Rodemfr commented 2 years ago

I suspect the crash comes when there is a collision between reception ISR (GDO0 callback) and Transmit ISR (TeensyTimer callback), but I'm not sure. I made a fix to avoid this collision but since the issue takes potentially several hours to happen on my setup, I'm not yet sure it really solves the issue. I will let the system run today. I made another change : I added usage of WFI arm instruction to use CPU's sleep mode when nothing special is to be done. This saves some power. My system (M8N + LSM303 + HC-06 + DCDC) decreases from ~980mW to ~810mW at 120MHz. The most interesting configuration is at 24Mhz where consumption drops to ~650mW for the entire system.

Rodemfr commented 2 years ago

Damn, does not solve the issue...

dwarning commented 2 years ago

One hint regarding breaks: I found that if the serial_nmea (in my case connected to an es8266 serial-wifi board) has not same baudrate (in my case 115200) as the other serial I got breaks that the display values disappears. Made with the old software state, smartrc lib and without message split. I made checks with the new software and found temporary curious traffic with the sdr stick, but no breaks on display values. Must check it further.

### GIVEN DATA
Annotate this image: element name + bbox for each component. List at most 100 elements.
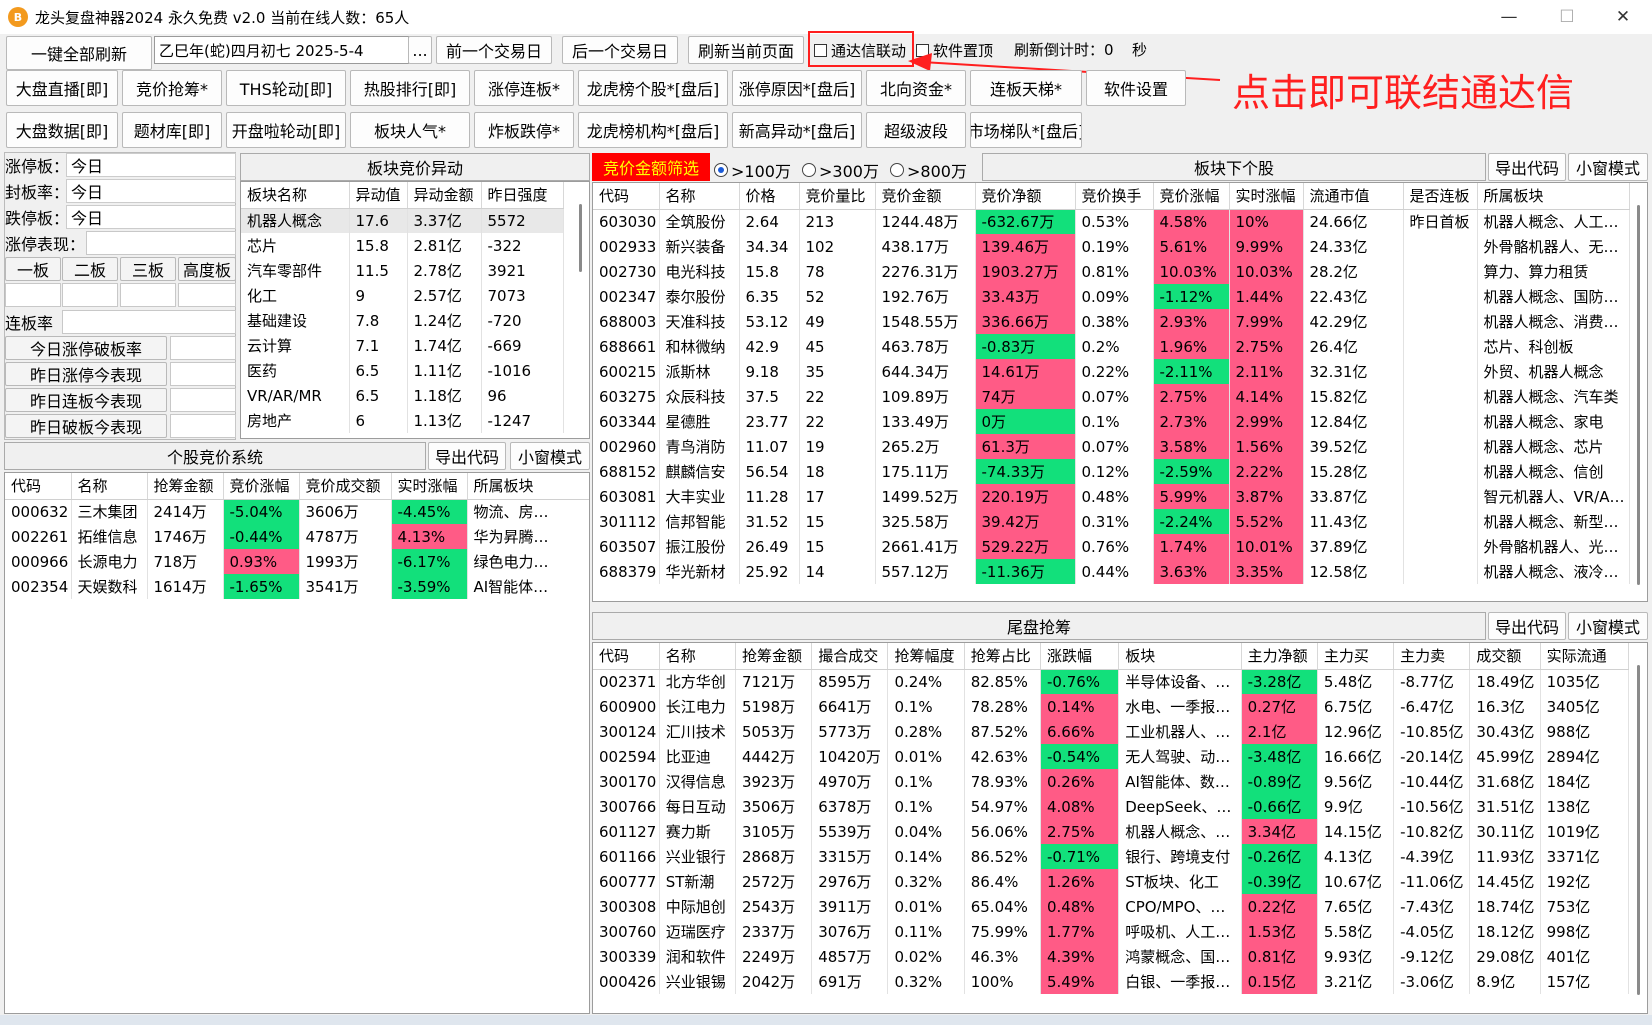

### TASKS FOR THIS EXERCISE
1. Answer from the forum thread:
(a) What total power does Rodemfr's system draw at 24Mhz?
(b) What was dwarning's serial_nmea connected to?
(c) Which ARM instruction did Rodemfr add to use the CPU's sleep mode?
2. Say whether each statement agrees with the forum thread, answering yes or no and quoting the words that decide it:
(a) Rodemfr is certain the crash comes from a collision between the reception ISR and the Transmit ISR.
(b) With the new software, dwarning saw the display values break.
(c) At 120MHz, Rodemfr's system dropped from about 980mW to about 810mW.
The listing is separate material, unrelated to the thread.

### SOLUTIONS FOR EACH TASK
1.
(a) About 650mW for the entire system.
(b) An es8266 serial-wifi board.
(c) WFI.

2.
(a) No: "I suspect the crash comes when there is a collision between reception ISR (GDO0 callback) and Transmit ISR (TeensyTimer callback), but I'm not sure."
(b) No: "but no breaks on display values."
(c) Yes: "decreases from ~980mW to ~810mW at 120MHz."